Transcript data for document pages
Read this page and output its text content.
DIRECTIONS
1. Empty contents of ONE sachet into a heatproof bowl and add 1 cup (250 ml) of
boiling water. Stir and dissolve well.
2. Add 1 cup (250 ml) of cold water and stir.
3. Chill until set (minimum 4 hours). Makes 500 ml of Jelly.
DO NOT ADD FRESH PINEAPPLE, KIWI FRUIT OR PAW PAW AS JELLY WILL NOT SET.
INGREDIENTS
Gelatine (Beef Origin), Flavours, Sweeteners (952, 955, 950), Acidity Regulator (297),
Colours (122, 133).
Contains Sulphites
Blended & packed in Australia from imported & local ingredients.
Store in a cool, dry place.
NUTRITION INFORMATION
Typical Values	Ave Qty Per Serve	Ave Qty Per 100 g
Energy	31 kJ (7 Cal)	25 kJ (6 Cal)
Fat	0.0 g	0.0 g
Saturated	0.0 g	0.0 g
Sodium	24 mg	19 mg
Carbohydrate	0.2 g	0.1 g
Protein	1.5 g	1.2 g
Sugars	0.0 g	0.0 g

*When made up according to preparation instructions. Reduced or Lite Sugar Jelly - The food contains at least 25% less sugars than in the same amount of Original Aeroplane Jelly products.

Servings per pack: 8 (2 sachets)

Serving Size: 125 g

_Work to be completed_
The records above must be output exactly, in full.

_Completed task_
Read this page and output its text content.
DIRECTIONS
1. Empty contents of ONE sachet into a heatproof bowl and add 1 cup (250 ml) of
boiling water. Stir and dissolve well.
2. Add 1 cup (250 ml) of cold water and stir.
3. Chill until set (minimum 4 hours). Makes 500 ml of Jelly.
DO NOT ADD FRESH PINEAPPLE, KIWI FRUIT OR PAW PAW AS JELLY WILL NOT SET.
INGREDIENTS
Gelatine (Beef Origin), Flavours, Sweeteners (952, 955, 950), Acidity Regulator (297),
Colours (122, 133).
Contains Sulphites
Blended & packed in Australia from imported & local ingredients.
Store in a cool, dry place.
NUTRITION INFORMATION
Typical Values	Ave Qty Per Serve	Ave Qty Per 100 g
Energy	31 kJ (7 Cal)	25 kJ (6 Cal)
Fat	0.0 g	0.0 g
Saturated	0.0 g	0.0 g
Sodium	24 mg	19 mg
Carbohydrate	0.2 g	0.1 g
Protein	1.5 g	1.2 g
Sugars	0.0 g	0.0 g

*When made up according to preparation instructions. Reduced or Lite Sugar Jelly - The food contains at least 25% less sugars than in the same amount of Original Aeroplane Jelly products.

Servings per pack: 8 (2 sachets)

Serving Size: 125 g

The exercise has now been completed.